[Start DATA PROVIDED]

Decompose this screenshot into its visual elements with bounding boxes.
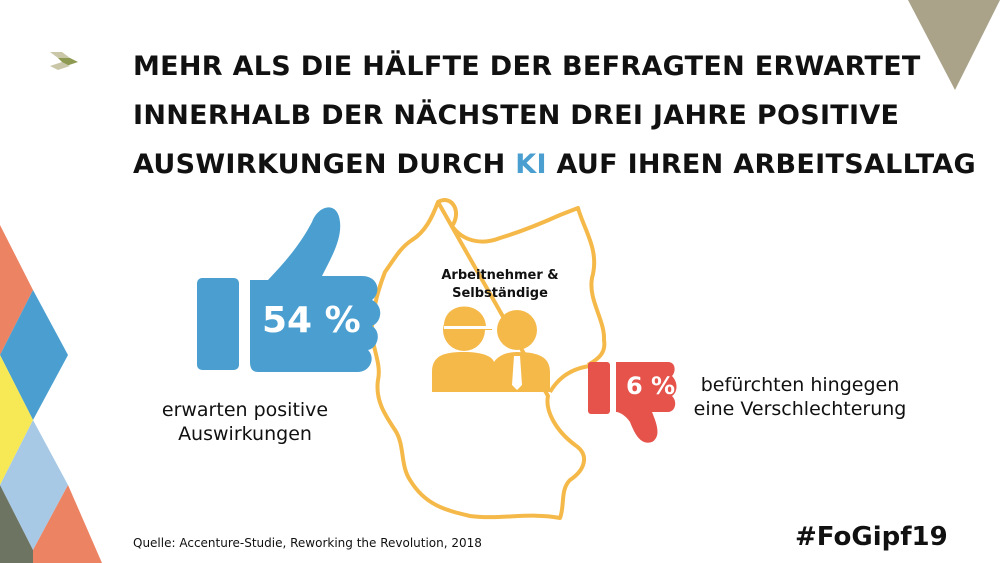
- logo-icon: [50, 52, 78, 70]
- hashtag: #FoGipf19: [795, 522, 948, 552]
- thumbs-up-icon: [197, 207, 381, 372]
- positive-label-line: Auswirkungen: [178, 423, 312, 445]
- germany-map-outline: [369, 198, 607, 520]
- source-citation: Quelle: Accenture-Studie, Reworking the …: [133, 536, 482, 550]
- page-title: MEHR ALS DIE HÄLFTE DER BEFRAGTEN ERWART…: [133, 42, 976, 189]
- group-label-line: Selbständige: [452, 286, 548, 301]
- negative-label-line: eine Verschlechterung: [693, 398, 907, 420]
- corner-triangle: [908, 0, 1000, 90]
- title-highlight: KI: [515, 149, 547, 180]
- title-line-1: MEHR ALS DIE HÄLFTE DER BEFRAGTEN ERWART…: [133, 51, 921, 82]
- connector-line: [548, 364, 591, 394]
- thumbs-down-icon: [588, 362, 677, 443]
- title-text: AUF IHREN ARBEITSALLTAG: [546, 149, 976, 180]
- negative-percentage: 6 %: [626, 372, 676, 400]
- title-text: AUSWIRKUNGEN DURCH: [133, 149, 516, 180]
- negative-label-line: befürchten hingegen: [700, 374, 900, 396]
- group-label-line: Arbeitnehmer &: [441, 268, 559, 283]
- title-line-2: INNERHALB DER NÄCHSTEN DREI JAHRE POSITI…: [133, 100, 900, 131]
- people-icon: [432, 306, 550, 392]
- title-line-3: AUSWIRKUNGEN DURCH KI AUF IHREN ARBEITSA…: [133, 140, 976, 189]
- negative-label: befürchten hingegen eine Verschlechterun…: [690, 373, 910, 421]
- decorative-diamonds: [0, 225, 102, 563]
- positive-percentage: 54 %: [262, 300, 361, 341]
- group-label: Arbeitnehmer & Selbständige: [420, 267, 580, 303]
- positive-label-line: erwarten positive: [161, 399, 329, 421]
- positive-label: erwarten positive Auswirkungen: [160, 398, 330, 446]
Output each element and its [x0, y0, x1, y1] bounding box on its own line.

[End DATA PROVIDED]

*EXERCISE BRIEF*
Render all of the lines above as a Markdown table with the columns No. and Line, numbering the rows and skipping blank lines. Leave the pictures out.

*FINAL RESULT*
| No. | Line |
|---|---|
| 1 | Decompose this screenshot into its visual elements with bounding boxes. |
| 2 | - logo-icon: [50, 52, 78, 70] |
| 3 | - hashtag: #FoGipf19: [795, 522, 948, 552] |
| 4 | - thumbs-up-icon: [197, 207, 381, 372] |
| 5 | - positive-label-line: Auswirkungen: [178, 423, 312, 445] |
| 6 | - germany-map-outline: [369, 198, 607, 520] |
| 7 | - source-citation: Quelle: Accenture-Studie, Reworking the …: [133, 536, 482, 550] |
| 8 | - page-title: MEHR ALS DIE HÄLFTE DER BEFRAGTEN ERWART…: [133, 42, 976, 189] |
| 9 | - group-label-line: Selbständige: [452, 286, 548, 301] |
| 10 | - negative-label-line: eine Verschlechterung: [693, 398, 907, 420] |
| 11 | - corner-triangle: [908, 0, 1000, 90] |
| 12 | - title-highlight: KI: [515, 149, 547, 180] |
| 13 | - title-line-1: MEHR ALS DIE HÄLFTE DER BEFRAGTEN ERWART…: [133, 51, 921, 82] |
| 14 | - connector-line: [548, 364, 591, 394] |
| 15 | - thumbs-down-icon: [588, 362, 677, 443] |
| 16 | - title-text: AUF IHREN ARBEITSALLTAG: [546, 149, 976, 180] |
| 17 | - negative-percentage: 6 %: [626, 372, 676, 400] |
| 18 | - title-text: AUSWIRKUNGEN DURCH: [133, 149, 516, 180] |
| 19 | - negative-label-line: befürchten hingegen: [700, 374, 900, 396] |
| 20 | - group-label-line: Arbeitnehmer &: [441, 268, 559, 283] |
| 21 | - title-line-2: INNERHALB DER NÄCHSTEN DREI JAHRE POSITI…: [133, 100, 900, 131] |
| 22 | - people-icon: [432, 306, 550, 392] |
| 23 | - title-line-3: AUSWIRKUNGEN DURCH KI AUF IHREN ARBEITSA…: [133, 140, 976, 189] |
| 24 | - negative-label: befürchten hingegen eine Verschlechterun…: [690, 373, 910, 421] |
| 25 | - decorative-diamonds: [0, 225, 102, 563] |
| 26 | - positive-percentage: 54 %: [262, 300, 361, 341] |
| 27 | - group-label: Arbeitnehmer & Selbständige: [420, 267, 580, 303] |
| 28 | - positive-label-line: erwarten positive: [161, 399, 329, 421] |
| 29 | - positive-label: erwarten positive Auswirkungen: [160, 398, 330, 446] |
| 30 | Output each element and its [x0, y0, x1, y1] bounding box on its own line. |